### [What the task asks]
Reproduce the material in full, unchanged.

### [Available records]
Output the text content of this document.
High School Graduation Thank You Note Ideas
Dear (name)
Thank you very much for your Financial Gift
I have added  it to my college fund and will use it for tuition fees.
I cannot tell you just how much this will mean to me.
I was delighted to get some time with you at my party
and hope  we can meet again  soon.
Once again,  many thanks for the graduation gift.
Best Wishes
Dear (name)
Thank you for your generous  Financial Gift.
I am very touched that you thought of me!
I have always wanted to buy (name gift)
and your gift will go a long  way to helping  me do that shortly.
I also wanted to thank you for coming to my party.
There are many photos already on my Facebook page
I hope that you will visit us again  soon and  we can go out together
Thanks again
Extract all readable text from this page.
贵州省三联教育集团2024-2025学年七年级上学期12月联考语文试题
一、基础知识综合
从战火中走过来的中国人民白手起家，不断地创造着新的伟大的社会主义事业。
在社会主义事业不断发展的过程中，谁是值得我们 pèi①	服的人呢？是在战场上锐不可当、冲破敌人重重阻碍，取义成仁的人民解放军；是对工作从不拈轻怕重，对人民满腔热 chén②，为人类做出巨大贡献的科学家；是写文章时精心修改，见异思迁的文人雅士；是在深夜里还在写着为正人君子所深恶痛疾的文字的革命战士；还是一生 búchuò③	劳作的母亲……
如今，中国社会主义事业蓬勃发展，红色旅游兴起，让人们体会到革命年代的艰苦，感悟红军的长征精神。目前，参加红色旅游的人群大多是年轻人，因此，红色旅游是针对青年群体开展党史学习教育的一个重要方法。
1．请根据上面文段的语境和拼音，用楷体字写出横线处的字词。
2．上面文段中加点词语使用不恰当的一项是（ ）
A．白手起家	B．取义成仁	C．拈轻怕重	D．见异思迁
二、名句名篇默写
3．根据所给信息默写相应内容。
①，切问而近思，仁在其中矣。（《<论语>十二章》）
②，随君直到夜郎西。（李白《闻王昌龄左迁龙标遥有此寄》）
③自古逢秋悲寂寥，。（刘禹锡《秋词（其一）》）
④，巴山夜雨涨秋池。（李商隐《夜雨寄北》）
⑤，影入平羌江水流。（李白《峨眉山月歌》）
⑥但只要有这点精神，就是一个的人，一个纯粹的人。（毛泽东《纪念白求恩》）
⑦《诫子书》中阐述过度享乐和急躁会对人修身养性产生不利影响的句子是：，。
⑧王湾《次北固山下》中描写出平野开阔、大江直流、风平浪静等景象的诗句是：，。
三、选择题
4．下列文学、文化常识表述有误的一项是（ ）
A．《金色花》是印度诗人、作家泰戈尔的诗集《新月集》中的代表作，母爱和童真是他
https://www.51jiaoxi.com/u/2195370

### [Answer for the task]
Output the text content of this document.
High School Graduation Thank You Note Ideas
Dear (name)
Thank you very much for your Financial Gift
I have added  it to my college fund and will use it for tuition fees.
I cannot tell you just how much this will mean to me.
I was delighted to get some time with you at my party
and hope  we can meet again  soon.
Once again,  many thanks for the graduation gift.
Best Wishes
Dear (name)
Thank you for your generous  Financial Gift.
I am very touched that you thought of me!
I have always wanted to buy (name gift)
and your gift will go a long  way to helping  me do that shortly.
I also wanted to thank you for coming to my party.
There are many photos already on my Facebook page
I hope that you will visit us again  soon and  we can go out together
Thanks again
Extract all readable text from this page.
贵州省三联教育集团2024-2025学年七年级上学期12月联考语文试题
一、基础知识综合
从战火中走过来的中国人民白手起家，不断地创造着新的伟大的社会主义事业。
在社会主义事业不断发展的过程中，谁是值得我们 pèi①	服的人呢？是在战场上锐不可当、冲破敌人重重阻碍，取义成仁的人民解放军；是对工作从不拈轻怕重，对人民满腔热 chén②，为人类做出巨大贡献的科学家；是写文章时精心修改，见异思迁的文人雅士；是在深夜里还在写着为正人君子所深恶痛疾的文字的革命战士；还是一生 búchuò③	劳作的母亲……
如今，中国社会主义事业蓬勃发展，红色旅游兴起，让人们体会到革命年代的艰苦，感悟红军的长征精神。目前，参加红色旅游的人群大多是年轻人，因此，红色旅游是针对青年群体开展党史学习教育的一个重要方法。
1．请根据上面文段的语境和拼音，用楷体字写出横线处的字词。
2．上面文段中加点词语使用不恰当的一项是（ ）
A．白手起家	B．取义成仁	C．拈轻怕重	D．见异思迁
二、名句名篇默写
3．根据所给信息默写相应内容。
①，切问而近思，仁在其中矣。（《<论语>十二章》）
②，随君直到夜郎西。（李白《闻王昌龄左迁龙标遥有此寄》）
③自古逢秋悲寂寥，。（刘禹锡《秋词（其一）》）
④，巴山夜雨涨秋池。（李商隐《夜雨寄北》）
⑤，影入平羌江水流。（李白《峨眉山月歌》）
⑥但只要有这点精神，就是一个的人，一个纯粹的人。（毛泽东《纪念白求恩》）
⑦《诫子书》中阐述过度享乐和急躁会对人修身养性产生不利影响的句子是：，。
⑧王湾《次北固山下》中描写出平野开阔、大江直流、风平浪静等景象的诗句是：，。
三、选择题
4．下列文学、文化常识表述有误的一项是（ ）
A．《金色花》是印度诗人、作家泰戈尔的诗集《新月集》中的代表作，母爱和童真是他
https://www.51jiaoxi.com/u/2195370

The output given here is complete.